— What is expected —
Pull each line containing "weather" out of the data and copy it.

— Provided entries —
☆ ☆ ☆ ☆
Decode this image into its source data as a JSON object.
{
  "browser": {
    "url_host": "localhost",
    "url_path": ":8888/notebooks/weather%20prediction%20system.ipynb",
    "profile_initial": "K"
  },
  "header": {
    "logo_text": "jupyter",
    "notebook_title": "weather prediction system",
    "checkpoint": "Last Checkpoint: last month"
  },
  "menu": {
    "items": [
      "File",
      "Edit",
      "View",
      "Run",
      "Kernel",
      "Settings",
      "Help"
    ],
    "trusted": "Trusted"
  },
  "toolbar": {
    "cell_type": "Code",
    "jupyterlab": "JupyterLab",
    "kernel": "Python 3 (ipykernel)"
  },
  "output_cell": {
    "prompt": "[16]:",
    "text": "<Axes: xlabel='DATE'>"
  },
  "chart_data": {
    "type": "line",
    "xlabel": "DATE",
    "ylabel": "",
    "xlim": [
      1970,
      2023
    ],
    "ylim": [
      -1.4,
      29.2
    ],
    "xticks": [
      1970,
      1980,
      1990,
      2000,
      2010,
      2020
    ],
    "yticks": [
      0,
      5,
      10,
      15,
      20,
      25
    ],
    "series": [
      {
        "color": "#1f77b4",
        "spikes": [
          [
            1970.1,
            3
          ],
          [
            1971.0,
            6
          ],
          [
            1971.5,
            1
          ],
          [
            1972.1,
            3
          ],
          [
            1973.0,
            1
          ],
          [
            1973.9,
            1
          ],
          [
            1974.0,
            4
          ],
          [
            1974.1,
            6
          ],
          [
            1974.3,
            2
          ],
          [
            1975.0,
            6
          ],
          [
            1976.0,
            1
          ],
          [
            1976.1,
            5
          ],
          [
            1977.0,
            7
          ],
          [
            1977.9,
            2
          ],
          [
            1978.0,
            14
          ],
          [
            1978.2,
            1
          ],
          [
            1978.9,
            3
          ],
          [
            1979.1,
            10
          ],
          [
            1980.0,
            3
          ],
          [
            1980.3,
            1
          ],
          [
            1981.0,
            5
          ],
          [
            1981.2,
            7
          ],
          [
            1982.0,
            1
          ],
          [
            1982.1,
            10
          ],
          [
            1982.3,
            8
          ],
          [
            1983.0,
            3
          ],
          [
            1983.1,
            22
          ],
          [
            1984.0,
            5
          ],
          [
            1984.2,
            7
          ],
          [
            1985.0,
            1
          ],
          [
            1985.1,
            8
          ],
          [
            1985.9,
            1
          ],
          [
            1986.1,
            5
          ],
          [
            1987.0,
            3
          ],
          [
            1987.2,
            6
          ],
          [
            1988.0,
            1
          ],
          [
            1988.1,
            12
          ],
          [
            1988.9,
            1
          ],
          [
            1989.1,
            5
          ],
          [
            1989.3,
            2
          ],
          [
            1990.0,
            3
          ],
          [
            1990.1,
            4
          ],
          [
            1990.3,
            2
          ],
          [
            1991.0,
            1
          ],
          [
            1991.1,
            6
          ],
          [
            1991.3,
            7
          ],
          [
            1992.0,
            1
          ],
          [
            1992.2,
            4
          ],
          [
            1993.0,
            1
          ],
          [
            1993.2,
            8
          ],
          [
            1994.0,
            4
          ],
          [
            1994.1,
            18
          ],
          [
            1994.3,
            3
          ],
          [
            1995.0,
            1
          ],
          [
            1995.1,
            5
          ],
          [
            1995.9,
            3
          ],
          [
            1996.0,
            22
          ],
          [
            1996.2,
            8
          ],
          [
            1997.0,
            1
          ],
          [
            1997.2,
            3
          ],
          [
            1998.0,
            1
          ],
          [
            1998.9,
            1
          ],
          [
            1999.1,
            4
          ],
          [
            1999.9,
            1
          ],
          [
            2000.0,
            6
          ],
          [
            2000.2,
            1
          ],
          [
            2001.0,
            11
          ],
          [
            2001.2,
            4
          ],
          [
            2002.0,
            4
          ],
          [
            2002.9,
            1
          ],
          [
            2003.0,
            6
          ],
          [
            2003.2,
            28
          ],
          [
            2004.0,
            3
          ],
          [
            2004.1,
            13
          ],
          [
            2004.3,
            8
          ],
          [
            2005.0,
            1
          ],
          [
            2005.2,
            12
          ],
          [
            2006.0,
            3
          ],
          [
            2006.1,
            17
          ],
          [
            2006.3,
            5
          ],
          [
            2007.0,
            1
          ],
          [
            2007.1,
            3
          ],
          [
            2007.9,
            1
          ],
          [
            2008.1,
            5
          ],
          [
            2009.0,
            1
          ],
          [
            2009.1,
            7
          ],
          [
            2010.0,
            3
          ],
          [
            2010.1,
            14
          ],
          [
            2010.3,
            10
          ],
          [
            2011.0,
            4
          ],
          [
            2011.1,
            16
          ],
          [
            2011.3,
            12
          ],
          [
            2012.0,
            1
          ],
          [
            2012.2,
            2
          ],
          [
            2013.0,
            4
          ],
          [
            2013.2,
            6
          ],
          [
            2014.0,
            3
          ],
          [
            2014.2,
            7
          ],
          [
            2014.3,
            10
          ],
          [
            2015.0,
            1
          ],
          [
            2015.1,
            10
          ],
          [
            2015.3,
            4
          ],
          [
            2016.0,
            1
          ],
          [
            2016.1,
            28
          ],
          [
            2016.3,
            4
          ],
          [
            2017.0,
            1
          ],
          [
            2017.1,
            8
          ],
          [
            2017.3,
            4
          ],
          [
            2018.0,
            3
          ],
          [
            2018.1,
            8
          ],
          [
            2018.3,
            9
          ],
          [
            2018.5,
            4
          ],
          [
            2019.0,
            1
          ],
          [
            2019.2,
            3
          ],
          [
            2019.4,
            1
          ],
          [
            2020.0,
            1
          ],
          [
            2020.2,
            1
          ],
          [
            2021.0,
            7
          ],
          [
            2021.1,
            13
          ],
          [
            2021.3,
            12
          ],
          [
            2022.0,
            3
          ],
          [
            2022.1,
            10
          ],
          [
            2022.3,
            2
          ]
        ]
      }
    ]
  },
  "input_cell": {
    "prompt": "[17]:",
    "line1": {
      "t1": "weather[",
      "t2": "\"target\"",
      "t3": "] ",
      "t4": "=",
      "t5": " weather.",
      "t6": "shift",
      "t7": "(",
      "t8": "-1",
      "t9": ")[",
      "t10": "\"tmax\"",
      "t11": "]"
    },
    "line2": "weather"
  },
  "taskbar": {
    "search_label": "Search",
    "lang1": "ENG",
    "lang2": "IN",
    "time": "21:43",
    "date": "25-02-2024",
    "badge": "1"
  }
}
☆ ☆ ☆ ☆
— Task result —
    "url_path": ":8888/notebooks/weather%20prediction%20system.ipynb",
    "notebook_title": "weather prediction system",
      "t1": "weather[",
      "t5": " weather.",
    "line2": "weather"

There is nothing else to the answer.